[DIRECTION] Answer with a single number: how many lines in the listing below include "بيروت"?

[PROVIDED ENTRIES]
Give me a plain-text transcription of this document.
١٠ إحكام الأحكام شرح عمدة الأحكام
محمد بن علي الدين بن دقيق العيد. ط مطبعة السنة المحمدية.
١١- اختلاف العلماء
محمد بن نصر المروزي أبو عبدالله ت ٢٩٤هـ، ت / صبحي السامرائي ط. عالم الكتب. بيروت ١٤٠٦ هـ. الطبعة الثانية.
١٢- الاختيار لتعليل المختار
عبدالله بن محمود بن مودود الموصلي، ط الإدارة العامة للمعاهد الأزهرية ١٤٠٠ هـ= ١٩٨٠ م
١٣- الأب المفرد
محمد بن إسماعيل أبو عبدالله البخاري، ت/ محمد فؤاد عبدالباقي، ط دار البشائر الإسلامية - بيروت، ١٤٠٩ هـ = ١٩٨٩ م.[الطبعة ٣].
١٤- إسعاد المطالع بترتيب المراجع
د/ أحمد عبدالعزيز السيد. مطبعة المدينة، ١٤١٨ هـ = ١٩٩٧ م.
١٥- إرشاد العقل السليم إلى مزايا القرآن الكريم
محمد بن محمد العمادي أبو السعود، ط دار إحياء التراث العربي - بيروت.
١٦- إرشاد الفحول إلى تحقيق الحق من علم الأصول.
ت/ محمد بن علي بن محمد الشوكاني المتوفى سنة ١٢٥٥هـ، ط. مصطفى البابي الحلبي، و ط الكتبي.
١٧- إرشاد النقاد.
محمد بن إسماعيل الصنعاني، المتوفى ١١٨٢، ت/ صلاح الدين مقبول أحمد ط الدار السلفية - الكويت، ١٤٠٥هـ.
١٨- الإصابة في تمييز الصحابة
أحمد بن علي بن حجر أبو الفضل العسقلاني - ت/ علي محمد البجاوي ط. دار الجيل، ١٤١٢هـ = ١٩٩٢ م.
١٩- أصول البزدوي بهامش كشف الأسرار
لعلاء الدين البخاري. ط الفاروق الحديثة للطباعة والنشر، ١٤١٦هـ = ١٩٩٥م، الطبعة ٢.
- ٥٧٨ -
---
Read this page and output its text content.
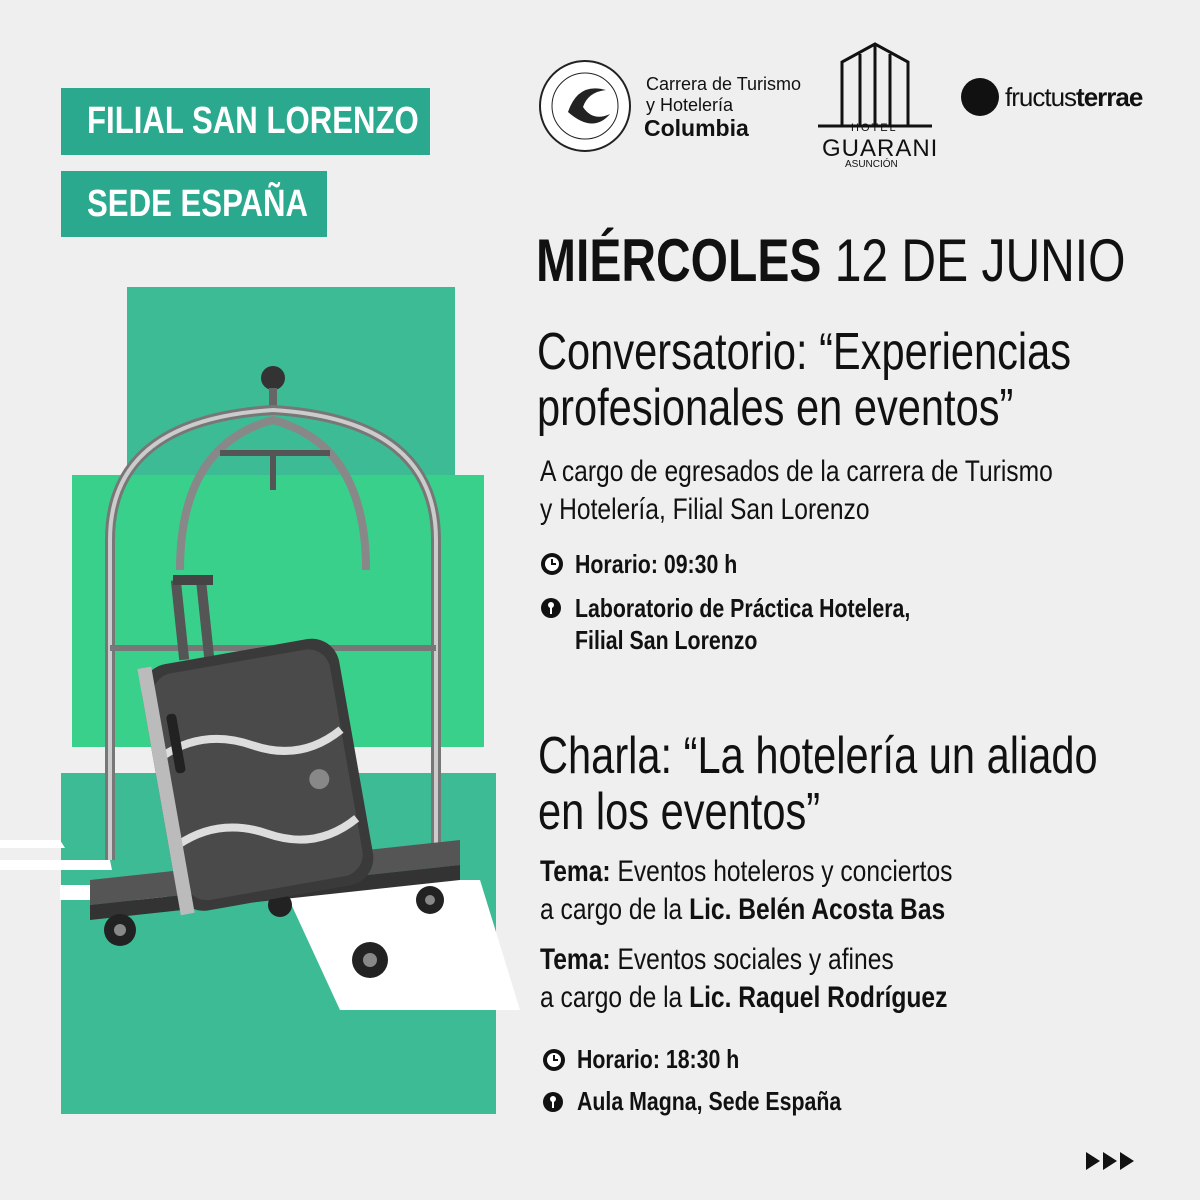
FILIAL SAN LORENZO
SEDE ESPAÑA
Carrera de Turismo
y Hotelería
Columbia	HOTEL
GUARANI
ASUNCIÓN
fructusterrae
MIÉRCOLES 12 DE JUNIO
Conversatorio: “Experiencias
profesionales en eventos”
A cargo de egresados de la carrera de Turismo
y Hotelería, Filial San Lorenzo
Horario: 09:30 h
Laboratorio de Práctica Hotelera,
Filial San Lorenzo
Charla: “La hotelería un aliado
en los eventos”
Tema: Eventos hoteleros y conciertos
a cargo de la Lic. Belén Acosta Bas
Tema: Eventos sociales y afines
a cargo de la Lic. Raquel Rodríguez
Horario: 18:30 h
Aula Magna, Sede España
...
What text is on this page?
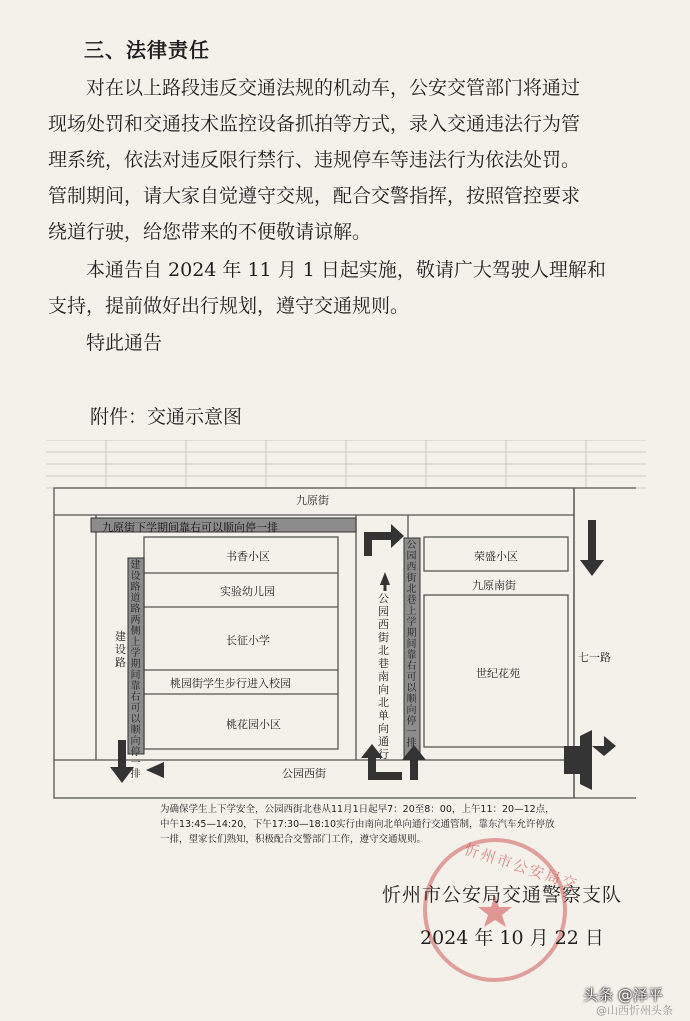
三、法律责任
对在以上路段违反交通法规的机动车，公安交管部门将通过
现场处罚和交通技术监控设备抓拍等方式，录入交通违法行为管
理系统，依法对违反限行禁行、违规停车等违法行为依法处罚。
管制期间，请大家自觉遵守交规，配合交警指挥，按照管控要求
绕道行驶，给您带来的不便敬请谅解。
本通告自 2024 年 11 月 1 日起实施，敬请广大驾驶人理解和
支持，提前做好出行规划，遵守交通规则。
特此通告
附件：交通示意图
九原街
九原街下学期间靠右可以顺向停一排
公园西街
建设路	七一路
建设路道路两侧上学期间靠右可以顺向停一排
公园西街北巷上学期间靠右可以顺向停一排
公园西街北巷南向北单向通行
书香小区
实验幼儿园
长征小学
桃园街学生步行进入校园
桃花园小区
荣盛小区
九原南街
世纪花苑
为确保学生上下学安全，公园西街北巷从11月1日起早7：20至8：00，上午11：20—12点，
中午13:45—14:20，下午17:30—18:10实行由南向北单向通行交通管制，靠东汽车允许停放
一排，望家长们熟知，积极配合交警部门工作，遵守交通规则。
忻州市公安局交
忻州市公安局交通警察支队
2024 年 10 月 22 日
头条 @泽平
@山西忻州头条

[CORRECT RESULT] 3